*** Supplied material ***

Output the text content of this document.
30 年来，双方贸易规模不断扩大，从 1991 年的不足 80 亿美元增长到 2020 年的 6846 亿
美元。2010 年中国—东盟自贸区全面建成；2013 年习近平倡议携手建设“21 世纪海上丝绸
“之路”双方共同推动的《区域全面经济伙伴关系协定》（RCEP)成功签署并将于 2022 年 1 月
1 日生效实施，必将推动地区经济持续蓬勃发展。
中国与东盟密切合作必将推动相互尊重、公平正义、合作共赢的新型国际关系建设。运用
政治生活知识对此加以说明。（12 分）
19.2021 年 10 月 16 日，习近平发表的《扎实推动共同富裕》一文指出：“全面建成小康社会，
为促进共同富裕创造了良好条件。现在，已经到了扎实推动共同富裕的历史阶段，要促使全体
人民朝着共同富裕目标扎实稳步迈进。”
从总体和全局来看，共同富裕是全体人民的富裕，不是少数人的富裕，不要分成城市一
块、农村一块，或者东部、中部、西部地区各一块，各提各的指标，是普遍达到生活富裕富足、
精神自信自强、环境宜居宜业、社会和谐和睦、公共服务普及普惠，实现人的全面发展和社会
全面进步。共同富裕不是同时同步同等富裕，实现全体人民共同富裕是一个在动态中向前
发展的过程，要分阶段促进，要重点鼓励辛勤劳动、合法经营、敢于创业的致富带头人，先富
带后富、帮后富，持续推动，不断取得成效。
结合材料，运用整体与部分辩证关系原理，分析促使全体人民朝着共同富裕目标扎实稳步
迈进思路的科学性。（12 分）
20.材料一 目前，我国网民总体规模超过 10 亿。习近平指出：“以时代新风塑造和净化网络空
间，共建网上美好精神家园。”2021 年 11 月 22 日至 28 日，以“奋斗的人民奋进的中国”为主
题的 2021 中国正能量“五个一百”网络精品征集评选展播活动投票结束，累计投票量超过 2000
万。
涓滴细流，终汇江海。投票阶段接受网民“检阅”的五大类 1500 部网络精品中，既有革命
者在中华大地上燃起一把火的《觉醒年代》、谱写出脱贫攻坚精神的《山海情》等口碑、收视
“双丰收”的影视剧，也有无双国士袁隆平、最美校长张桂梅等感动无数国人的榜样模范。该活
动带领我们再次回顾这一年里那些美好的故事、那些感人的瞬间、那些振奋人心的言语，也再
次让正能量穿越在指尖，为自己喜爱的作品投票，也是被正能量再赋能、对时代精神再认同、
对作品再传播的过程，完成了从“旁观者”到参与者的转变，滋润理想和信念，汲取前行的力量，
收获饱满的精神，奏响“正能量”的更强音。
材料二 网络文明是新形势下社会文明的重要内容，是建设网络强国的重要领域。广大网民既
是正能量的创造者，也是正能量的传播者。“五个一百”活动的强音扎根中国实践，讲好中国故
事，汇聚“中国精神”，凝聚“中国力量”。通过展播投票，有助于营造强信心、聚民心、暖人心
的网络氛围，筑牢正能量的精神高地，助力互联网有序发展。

***

* _Short exercise_
Reproduce each record exactly as it appears.

* _Task response_
Output the text content of this document.
30 年来，双方贸易规模不断扩大，从 1991 年的不足 80 亿美元增长到 2020 年的 6846 亿
美元。2010 年中国—东盟自贸区全面建成；2013 年习近平倡议携手建设“21 世纪海上丝绸
“之路”双方共同推动的《区域全面经济伙伴关系协定》（RCEP)成功签署并将于 2022 年 1 月
1 日生效实施，必将推动地区经济持续蓬勃发展。
中国与东盟密切合作必将推动相互尊重、公平正义、合作共赢的新型国际关系建设。运用
政治生活知识对此加以说明。（12 分）
19.2021 年 10 月 16 日，习近平发表的《扎实推动共同富裕》一文指出：“全面建成小康社会，
为促进共同富裕创造了良好条件。现在，已经到了扎实推动共同富裕的历史阶段，要促使全体
人民朝着共同富裕目标扎实稳步迈进。”
从总体和全局来看，共同富裕是全体人民的富裕，不是少数人的富裕，不要分成城市一
块、农村一块，或者东部、中部、西部地区各一块，各提各的指标，是普遍达到生活富裕富足、
精神自信自强、环境宜居宜业、社会和谐和睦、公共服务普及普惠，实现人的全面发展和社会
全面进步。共同富裕不是同时同步同等富裕，实现全体人民共同富裕是一个在动态中向前
发展的过程，要分阶段促进，要重点鼓励辛勤劳动、合法经营、敢于创业的致富带头人，先富
带后富、帮后富，持续推动，不断取得成效。
结合材料，运用整体与部分辩证关系原理，分析促使全体人民朝着共同富裕目标扎实稳步
迈进思路的科学性。（12 分）
20.材料一 目前，我国网民总体规模超过 10 亿。习近平指出：“以时代新风塑造和净化网络空
间，共建网上美好精神家园。”2021 年 11 月 22 日至 28 日，以“奋斗的人民奋进的中国”为主
题的 2021 中国正能量“五个一百”网络精品征集评选展播活动投票结束，累计投票量超过 2000
万。
涓滴细流，终汇江海。投票阶段接受网民“检阅”的五大类 1500 部网络精品中，既有革命
者在中华大地上燃起一把火的《觉醒年代》、谱写出脱贫攻坚精神的《山海情》等口碑、收视
“双丰收”的影视剧，也有无双国士袁隆平、最美校长张桂梅等感动无数国人的榜样模范。该活
动带领我们再次回顾这一年里那些美好的故事、那些感人的瞬间、那些振奋人心的言语，也再
次让正能量穿越在指尖，为自己喜爱的作品投票，也是被正能量再赋能、对时代精神再认同、
对作品再传播的过程，完成了从“旁观者”到参与者的转变，滋润理想和信念，汲取前行的力量，
收获饱满的精神，奏响“正能量”的更强音。
材料二 网络文明是新形势下社会文明的重要内容，是建设网络强国的重要领域。广大网民既
是正能量的创造者，也是正能量的传播者。“五个一百”活动的强音扎根中国实践，讲好中国故
事，汇聚“中国精神”，凝聚“中国力量”。通过展播投票，有助于营造强信心、聚民心、暖人心
的网络氛围，筑牢正能量的精神高地，助力互联网有序发展。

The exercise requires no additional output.